• **Records to use**
______

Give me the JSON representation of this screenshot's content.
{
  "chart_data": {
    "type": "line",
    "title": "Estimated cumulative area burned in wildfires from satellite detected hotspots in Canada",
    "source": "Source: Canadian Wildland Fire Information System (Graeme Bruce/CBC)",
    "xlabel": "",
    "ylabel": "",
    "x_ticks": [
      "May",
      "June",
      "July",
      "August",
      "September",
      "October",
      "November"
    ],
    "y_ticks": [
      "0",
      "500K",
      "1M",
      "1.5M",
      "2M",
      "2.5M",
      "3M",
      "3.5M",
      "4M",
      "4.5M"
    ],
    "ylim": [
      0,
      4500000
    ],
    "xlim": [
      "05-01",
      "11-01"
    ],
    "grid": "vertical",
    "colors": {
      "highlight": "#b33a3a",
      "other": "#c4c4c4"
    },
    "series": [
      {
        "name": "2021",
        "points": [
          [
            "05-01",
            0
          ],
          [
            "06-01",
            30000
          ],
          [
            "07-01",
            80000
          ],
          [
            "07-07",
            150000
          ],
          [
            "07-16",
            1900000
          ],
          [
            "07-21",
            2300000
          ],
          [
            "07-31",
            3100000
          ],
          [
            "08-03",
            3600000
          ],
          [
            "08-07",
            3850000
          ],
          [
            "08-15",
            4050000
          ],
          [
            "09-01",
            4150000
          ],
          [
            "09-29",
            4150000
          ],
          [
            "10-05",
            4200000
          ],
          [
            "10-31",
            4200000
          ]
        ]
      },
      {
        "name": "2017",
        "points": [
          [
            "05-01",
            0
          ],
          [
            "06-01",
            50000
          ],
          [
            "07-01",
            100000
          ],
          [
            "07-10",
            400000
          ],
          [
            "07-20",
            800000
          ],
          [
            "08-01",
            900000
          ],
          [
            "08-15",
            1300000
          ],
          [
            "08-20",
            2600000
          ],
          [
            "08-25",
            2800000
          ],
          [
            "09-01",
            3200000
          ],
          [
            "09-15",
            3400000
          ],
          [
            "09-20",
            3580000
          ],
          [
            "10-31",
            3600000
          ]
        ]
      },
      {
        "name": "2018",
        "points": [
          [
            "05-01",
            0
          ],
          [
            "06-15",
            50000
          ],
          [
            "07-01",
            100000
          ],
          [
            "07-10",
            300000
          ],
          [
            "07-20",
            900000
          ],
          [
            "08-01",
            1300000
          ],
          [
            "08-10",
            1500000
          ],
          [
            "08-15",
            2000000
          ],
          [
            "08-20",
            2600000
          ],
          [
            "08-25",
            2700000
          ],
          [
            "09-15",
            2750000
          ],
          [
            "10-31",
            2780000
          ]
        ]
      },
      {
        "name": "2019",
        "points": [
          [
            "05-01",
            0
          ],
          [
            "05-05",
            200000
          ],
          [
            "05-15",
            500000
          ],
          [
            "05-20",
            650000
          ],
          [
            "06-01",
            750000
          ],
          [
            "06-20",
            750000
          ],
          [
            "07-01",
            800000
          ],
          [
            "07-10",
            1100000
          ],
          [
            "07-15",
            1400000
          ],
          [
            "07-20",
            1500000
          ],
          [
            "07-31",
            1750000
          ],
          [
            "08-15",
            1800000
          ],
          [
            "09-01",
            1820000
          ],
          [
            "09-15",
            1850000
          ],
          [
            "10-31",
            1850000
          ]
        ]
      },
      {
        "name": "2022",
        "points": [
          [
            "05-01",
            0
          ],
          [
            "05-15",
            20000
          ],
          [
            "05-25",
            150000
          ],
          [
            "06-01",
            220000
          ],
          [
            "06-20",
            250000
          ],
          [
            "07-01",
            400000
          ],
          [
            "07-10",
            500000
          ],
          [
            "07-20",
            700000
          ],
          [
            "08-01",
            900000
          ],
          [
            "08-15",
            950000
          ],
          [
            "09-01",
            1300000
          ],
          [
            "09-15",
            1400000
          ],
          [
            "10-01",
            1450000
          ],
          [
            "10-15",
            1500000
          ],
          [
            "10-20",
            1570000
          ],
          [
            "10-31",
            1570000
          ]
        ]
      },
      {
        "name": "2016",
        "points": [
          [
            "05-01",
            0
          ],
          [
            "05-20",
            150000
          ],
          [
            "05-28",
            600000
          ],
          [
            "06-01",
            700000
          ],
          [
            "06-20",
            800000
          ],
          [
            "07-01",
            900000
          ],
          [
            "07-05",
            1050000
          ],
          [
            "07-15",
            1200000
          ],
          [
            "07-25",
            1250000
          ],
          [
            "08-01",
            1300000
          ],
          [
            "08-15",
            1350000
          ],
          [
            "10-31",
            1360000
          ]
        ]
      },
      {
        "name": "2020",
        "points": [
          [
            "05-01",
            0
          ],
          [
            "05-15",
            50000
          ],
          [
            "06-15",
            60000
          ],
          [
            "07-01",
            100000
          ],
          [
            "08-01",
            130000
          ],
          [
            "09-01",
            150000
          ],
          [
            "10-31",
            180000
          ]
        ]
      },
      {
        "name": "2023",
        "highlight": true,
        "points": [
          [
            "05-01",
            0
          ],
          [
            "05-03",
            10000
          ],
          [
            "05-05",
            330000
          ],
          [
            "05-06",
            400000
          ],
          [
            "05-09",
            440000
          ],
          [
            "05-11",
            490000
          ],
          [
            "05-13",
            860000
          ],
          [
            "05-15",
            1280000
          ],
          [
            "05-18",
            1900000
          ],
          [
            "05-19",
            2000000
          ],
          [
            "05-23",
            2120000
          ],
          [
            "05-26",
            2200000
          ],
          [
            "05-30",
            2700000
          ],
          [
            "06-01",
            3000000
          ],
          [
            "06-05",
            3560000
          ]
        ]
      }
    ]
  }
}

______

• **Aim**
Extract each line holding the string "name".

• **Output for this task**
        "name": "2021",
        "name": "2017",
        "name": "2018",
        "name": "2019",
        "name": "2022",
        "name": "2016",
        "name": "2020",
        "name": "2023",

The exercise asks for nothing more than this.